■ RAW RECORDS ■
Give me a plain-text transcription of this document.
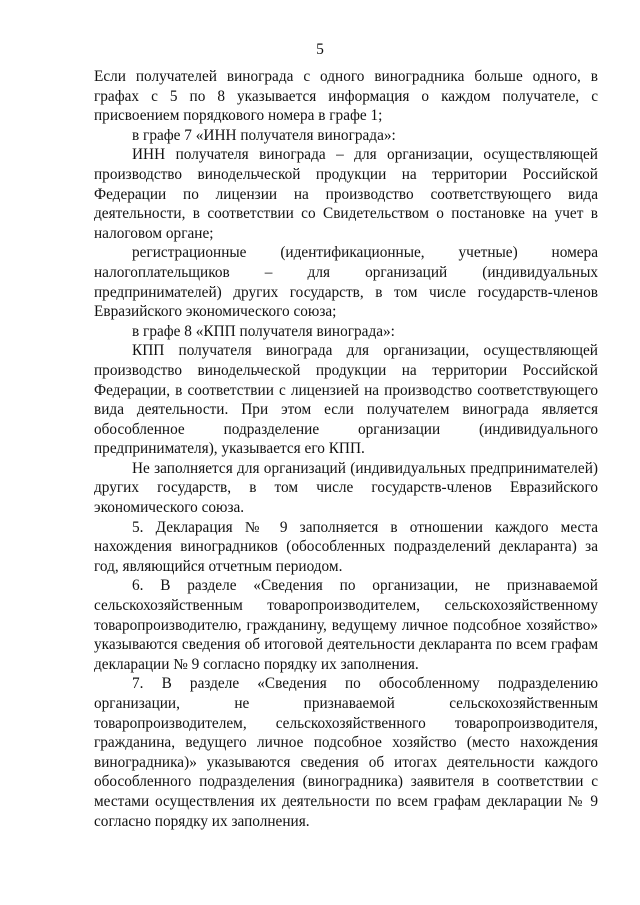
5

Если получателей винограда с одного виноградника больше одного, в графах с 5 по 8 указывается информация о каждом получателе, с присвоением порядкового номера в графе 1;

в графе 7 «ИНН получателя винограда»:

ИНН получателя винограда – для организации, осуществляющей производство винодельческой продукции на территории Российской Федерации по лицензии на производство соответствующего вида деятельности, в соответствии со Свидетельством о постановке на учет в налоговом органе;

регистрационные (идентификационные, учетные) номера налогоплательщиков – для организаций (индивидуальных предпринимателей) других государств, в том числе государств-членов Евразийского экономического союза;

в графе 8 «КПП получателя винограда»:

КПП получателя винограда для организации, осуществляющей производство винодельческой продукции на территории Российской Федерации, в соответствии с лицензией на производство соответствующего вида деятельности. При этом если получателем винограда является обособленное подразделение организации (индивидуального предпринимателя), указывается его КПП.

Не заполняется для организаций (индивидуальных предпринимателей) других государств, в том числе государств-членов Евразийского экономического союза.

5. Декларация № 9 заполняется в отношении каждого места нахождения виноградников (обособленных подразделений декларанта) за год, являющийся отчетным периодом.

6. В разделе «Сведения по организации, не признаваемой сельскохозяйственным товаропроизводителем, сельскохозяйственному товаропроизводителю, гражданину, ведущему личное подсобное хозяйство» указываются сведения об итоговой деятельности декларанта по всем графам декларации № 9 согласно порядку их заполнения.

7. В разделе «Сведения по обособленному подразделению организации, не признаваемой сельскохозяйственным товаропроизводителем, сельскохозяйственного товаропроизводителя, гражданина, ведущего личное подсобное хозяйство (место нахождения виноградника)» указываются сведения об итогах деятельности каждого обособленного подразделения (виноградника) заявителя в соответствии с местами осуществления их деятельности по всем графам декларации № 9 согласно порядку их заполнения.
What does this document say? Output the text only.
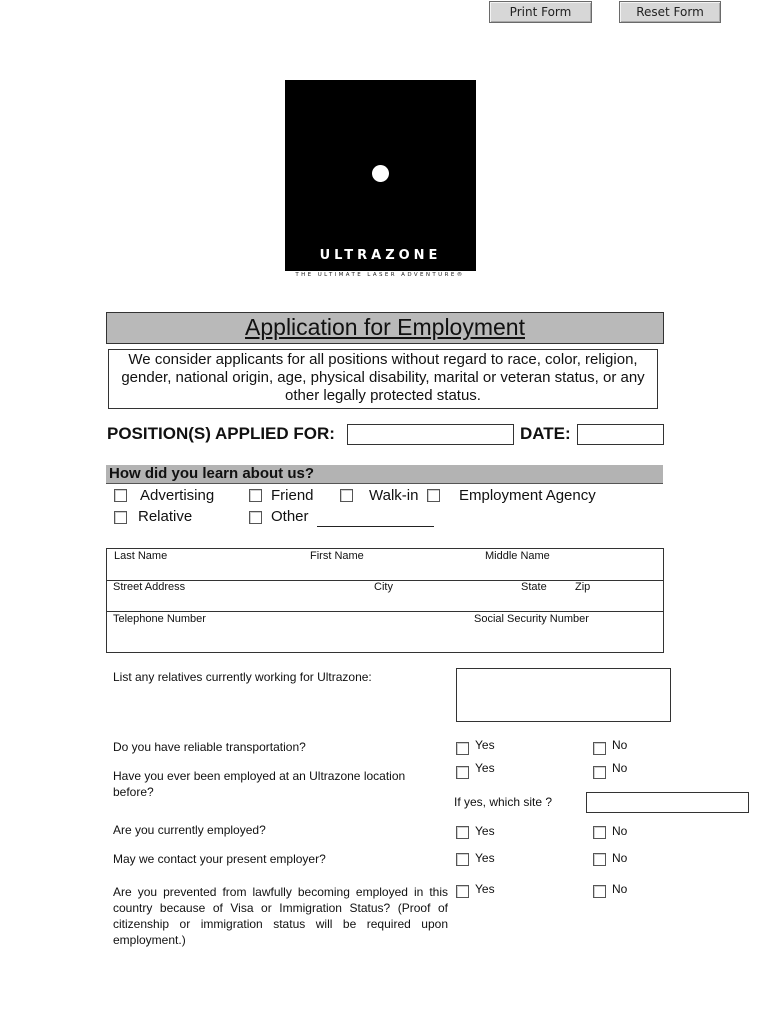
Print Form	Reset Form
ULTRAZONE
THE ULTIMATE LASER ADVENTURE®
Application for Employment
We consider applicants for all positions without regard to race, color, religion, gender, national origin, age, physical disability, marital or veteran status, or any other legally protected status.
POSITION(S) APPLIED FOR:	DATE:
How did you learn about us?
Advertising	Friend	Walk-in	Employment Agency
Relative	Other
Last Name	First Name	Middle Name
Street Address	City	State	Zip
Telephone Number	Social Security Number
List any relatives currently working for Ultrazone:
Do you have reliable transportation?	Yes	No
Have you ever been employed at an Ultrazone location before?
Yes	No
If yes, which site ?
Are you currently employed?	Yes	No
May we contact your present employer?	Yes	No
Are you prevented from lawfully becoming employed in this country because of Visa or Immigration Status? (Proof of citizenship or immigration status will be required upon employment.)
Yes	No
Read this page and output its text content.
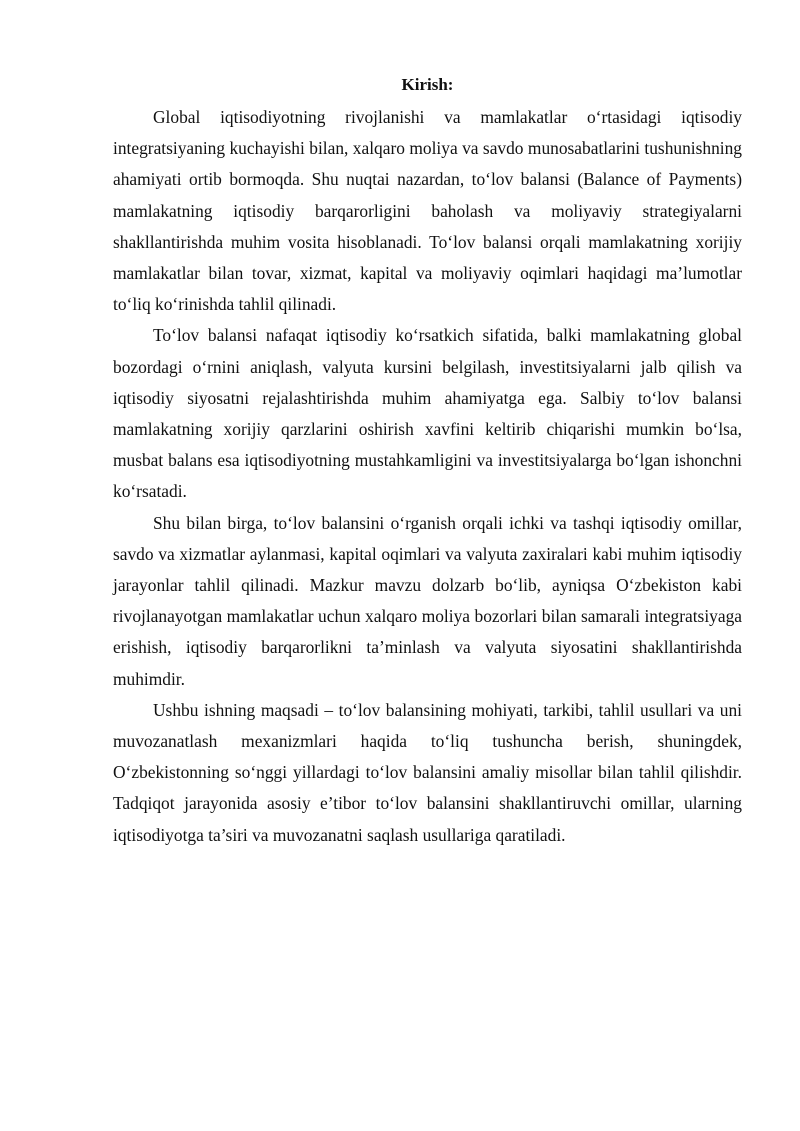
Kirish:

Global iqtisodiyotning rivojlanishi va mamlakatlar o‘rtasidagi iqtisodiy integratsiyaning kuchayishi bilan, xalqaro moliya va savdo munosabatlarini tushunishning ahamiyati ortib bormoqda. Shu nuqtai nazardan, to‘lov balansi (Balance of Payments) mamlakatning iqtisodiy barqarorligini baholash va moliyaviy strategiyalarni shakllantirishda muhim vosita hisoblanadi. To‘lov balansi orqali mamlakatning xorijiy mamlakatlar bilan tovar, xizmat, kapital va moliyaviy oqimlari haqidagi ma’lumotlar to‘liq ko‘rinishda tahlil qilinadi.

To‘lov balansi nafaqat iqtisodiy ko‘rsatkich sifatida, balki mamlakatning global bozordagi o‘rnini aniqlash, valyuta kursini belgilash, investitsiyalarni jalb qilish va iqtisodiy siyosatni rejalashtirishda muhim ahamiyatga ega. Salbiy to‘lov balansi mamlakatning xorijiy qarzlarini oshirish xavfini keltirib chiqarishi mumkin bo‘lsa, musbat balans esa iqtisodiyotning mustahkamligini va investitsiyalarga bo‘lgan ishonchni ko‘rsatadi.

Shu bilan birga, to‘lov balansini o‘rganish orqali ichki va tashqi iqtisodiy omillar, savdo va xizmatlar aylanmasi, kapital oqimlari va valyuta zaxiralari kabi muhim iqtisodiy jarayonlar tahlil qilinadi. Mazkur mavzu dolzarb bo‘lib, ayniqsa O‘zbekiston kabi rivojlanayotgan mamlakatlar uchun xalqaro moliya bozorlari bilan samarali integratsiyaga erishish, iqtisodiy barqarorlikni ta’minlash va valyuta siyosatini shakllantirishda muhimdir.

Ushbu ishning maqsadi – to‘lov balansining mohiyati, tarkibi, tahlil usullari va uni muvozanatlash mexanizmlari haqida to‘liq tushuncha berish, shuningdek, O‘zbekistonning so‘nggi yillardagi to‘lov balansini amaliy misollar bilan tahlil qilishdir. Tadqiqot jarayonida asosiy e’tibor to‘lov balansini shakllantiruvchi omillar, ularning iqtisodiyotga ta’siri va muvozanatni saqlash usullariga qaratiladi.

■ AIM OF THE TASK ■
For each line in the data above that contains the string "text", extract the line.

■ SOLUTION ■
Give me a plain-text transcription of this document.
What does this document say? Output the text only.
Read this page and output its text content.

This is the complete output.